▸ **Prompt**:
Every line that holds the string "City" is to be identified and copied.
--- Start of Data provided ---
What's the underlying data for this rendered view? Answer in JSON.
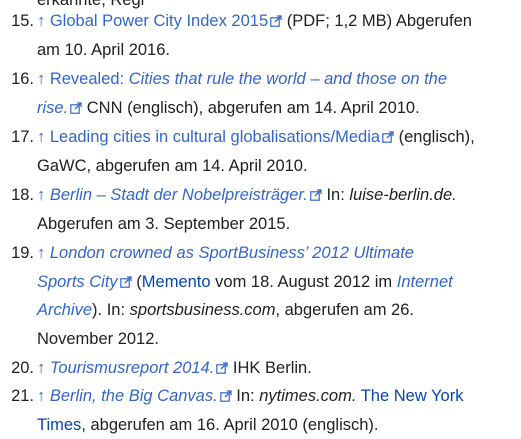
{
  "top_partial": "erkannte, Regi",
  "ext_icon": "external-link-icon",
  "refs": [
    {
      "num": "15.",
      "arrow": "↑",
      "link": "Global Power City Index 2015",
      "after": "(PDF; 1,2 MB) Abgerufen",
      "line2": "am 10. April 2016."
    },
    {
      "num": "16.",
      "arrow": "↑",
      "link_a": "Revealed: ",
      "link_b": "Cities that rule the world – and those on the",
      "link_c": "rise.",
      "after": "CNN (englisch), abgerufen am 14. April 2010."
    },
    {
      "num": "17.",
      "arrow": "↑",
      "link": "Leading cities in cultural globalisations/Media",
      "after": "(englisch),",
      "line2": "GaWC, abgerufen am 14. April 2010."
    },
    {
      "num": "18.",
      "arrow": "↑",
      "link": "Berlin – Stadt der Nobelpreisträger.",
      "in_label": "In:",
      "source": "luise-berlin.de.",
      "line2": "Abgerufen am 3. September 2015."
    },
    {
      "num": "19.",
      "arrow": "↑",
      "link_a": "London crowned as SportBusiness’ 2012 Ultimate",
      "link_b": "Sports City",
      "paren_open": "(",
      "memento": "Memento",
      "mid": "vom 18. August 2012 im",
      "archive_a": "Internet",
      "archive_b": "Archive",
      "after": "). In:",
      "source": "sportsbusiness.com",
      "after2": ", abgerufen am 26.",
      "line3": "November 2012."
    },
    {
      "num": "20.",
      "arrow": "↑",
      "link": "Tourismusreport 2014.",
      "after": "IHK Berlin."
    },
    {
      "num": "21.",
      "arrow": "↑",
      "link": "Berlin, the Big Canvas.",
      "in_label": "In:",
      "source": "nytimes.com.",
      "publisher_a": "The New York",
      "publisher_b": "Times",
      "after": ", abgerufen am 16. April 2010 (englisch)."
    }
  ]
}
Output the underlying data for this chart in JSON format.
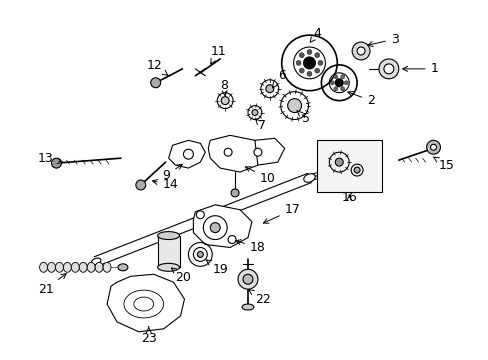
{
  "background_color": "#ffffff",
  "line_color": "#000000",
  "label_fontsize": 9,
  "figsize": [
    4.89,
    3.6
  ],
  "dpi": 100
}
--- End of Data provided ---
--- Start of Data provided ---
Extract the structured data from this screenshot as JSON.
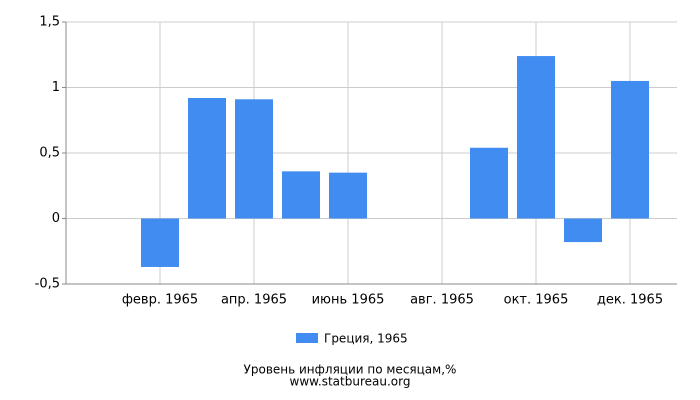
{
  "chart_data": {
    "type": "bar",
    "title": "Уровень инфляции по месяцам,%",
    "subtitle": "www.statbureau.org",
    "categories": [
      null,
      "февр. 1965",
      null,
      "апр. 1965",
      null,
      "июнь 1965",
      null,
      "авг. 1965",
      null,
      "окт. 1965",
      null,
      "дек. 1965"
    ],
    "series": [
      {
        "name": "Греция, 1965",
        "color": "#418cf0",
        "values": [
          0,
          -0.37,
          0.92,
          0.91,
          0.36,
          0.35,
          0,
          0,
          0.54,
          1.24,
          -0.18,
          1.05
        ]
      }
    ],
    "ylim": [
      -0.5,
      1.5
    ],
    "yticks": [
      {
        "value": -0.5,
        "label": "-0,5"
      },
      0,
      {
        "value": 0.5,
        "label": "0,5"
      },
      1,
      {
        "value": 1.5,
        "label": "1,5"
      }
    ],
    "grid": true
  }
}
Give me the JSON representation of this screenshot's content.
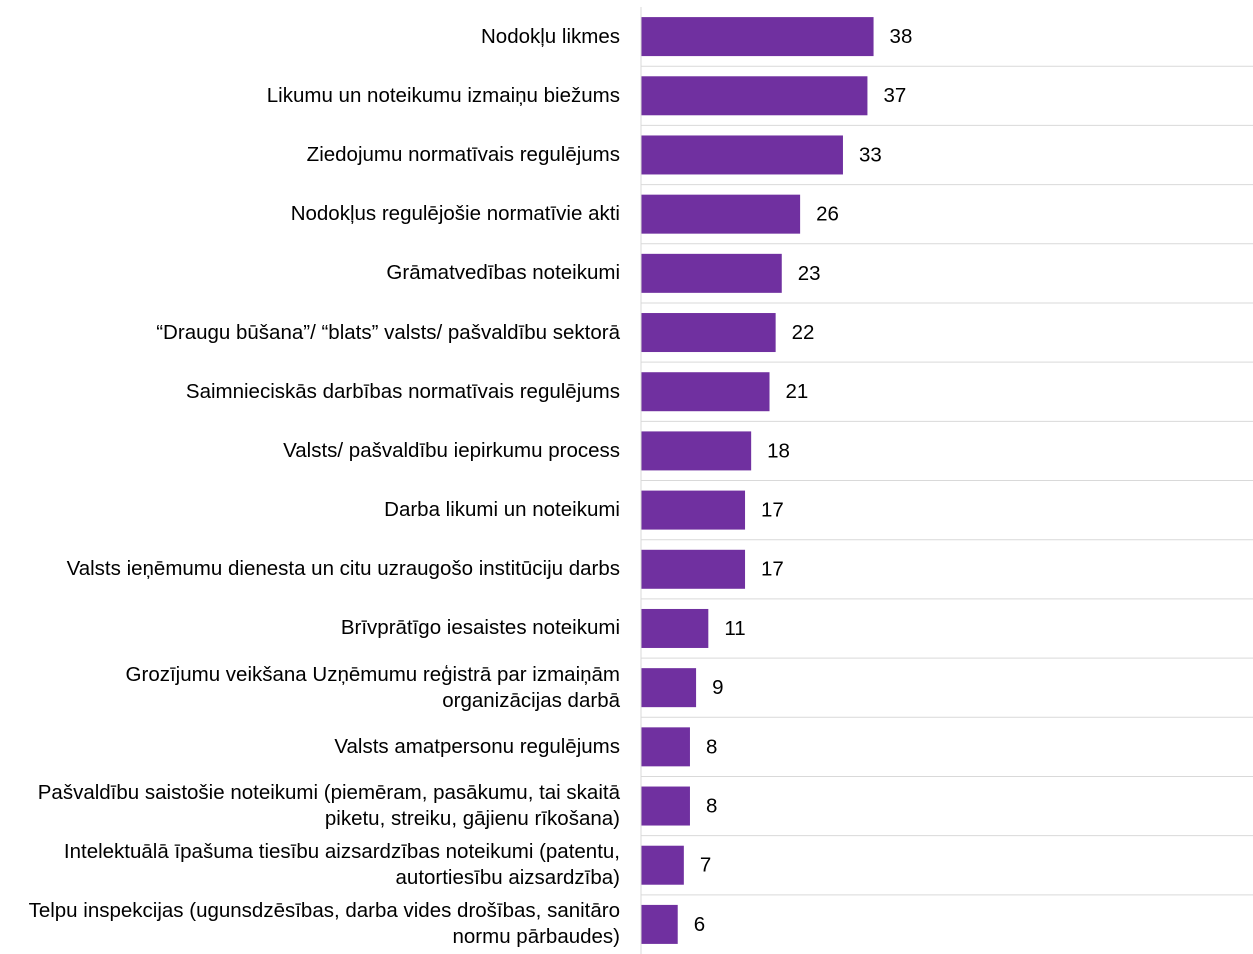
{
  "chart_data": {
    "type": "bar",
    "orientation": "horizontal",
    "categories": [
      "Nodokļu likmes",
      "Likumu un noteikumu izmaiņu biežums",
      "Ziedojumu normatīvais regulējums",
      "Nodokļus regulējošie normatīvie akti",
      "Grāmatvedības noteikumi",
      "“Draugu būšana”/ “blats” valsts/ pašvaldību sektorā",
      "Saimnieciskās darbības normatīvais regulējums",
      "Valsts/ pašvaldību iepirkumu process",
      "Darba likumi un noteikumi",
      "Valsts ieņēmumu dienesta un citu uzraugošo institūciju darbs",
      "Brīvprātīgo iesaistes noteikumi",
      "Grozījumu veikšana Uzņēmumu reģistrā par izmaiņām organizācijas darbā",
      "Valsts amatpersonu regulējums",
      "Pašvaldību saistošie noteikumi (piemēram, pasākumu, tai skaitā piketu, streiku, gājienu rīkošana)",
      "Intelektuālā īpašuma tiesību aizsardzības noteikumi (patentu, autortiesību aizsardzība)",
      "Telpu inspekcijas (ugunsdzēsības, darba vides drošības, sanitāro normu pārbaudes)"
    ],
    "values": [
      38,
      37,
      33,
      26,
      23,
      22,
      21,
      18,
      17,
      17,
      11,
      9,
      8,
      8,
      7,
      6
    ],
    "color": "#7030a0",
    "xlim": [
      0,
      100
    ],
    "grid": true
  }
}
--- End of Data provided ---
--- Start of Data provided ---
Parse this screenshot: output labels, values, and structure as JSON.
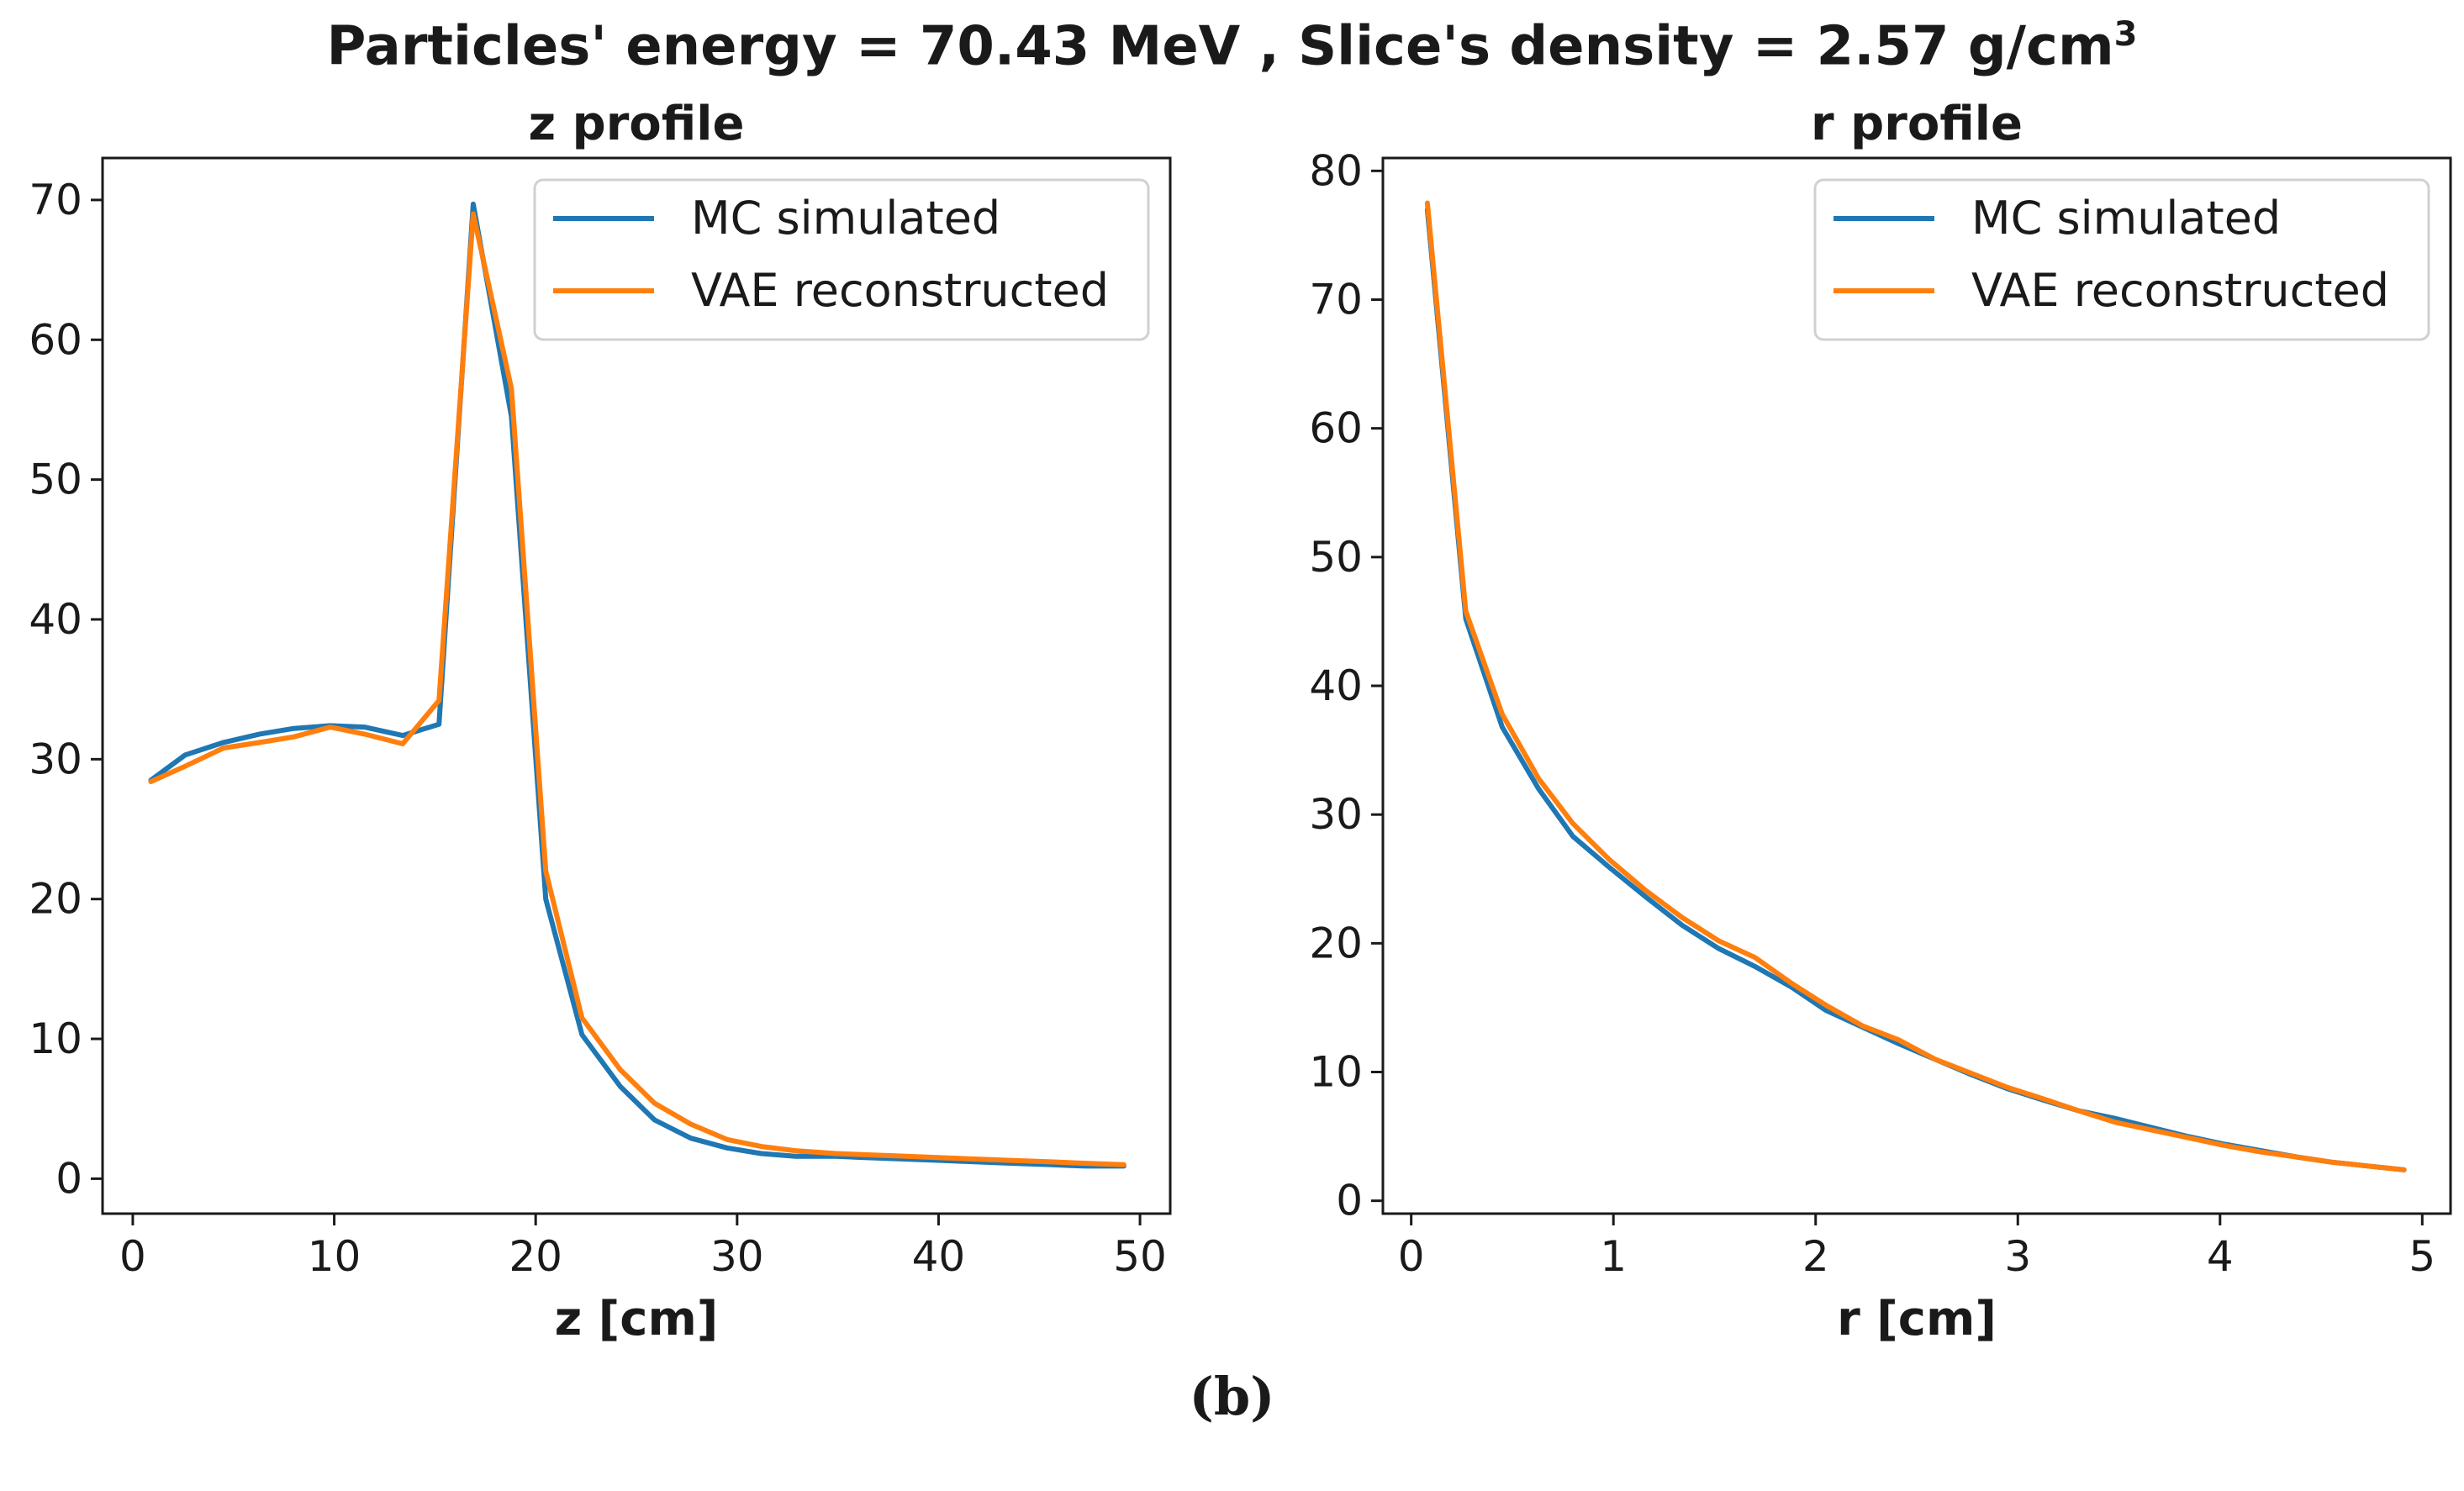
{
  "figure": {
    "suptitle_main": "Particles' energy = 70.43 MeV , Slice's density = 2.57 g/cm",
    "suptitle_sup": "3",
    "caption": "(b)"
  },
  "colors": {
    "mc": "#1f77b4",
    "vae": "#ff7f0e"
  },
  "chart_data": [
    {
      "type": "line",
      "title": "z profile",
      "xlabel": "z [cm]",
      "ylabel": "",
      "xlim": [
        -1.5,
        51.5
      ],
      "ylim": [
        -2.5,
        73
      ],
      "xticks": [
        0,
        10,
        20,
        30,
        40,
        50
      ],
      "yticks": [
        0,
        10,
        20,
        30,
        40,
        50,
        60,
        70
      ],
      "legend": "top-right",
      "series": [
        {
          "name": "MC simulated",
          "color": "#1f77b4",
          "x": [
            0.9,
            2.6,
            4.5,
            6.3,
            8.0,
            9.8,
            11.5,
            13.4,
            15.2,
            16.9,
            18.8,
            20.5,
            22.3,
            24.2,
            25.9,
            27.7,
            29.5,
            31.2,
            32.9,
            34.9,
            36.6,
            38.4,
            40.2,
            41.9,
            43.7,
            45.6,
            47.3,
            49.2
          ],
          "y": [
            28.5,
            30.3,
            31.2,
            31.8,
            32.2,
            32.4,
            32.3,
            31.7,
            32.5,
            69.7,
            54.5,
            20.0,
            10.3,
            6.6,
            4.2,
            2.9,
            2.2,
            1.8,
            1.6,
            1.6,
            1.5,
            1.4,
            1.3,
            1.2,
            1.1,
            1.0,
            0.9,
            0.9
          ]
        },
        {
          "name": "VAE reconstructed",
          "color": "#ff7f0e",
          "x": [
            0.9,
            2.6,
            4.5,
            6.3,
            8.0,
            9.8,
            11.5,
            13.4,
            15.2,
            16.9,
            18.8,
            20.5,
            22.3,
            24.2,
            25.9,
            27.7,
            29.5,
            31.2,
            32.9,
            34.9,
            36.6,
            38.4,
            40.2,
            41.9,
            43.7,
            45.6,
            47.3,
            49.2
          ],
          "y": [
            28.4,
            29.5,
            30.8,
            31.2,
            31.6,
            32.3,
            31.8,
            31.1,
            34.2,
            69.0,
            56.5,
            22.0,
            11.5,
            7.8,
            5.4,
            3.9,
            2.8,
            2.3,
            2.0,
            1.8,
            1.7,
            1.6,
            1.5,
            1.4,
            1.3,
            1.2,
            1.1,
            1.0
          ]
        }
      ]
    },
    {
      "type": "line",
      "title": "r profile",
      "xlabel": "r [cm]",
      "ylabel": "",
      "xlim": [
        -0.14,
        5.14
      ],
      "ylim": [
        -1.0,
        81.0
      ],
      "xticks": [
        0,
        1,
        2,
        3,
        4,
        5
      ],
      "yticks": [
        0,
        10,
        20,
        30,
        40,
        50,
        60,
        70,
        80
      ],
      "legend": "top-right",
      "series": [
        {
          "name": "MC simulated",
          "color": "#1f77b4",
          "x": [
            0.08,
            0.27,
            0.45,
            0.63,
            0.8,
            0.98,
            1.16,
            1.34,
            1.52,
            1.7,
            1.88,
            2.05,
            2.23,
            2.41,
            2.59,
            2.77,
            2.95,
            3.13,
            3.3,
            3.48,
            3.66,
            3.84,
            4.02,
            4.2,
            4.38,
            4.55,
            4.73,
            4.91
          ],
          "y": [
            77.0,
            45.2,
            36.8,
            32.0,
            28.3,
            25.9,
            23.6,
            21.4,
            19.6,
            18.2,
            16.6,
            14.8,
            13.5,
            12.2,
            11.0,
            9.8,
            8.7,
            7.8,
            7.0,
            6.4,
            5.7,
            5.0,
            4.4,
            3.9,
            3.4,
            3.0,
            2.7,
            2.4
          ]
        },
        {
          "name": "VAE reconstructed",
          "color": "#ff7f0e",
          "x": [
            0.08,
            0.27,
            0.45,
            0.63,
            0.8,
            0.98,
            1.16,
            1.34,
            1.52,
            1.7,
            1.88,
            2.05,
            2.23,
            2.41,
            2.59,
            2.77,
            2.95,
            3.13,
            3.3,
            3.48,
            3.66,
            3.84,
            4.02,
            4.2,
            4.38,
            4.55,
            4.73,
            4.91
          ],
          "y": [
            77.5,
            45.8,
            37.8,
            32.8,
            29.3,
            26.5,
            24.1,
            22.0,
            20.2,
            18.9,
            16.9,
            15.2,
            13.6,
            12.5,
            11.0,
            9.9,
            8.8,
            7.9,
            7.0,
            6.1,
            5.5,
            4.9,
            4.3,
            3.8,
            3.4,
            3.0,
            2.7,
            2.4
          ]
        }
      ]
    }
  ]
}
--- End of Data provided ---
▸ **Result**:
      "link": "Global Power City Index 2015",
      "link_b": "Sports City",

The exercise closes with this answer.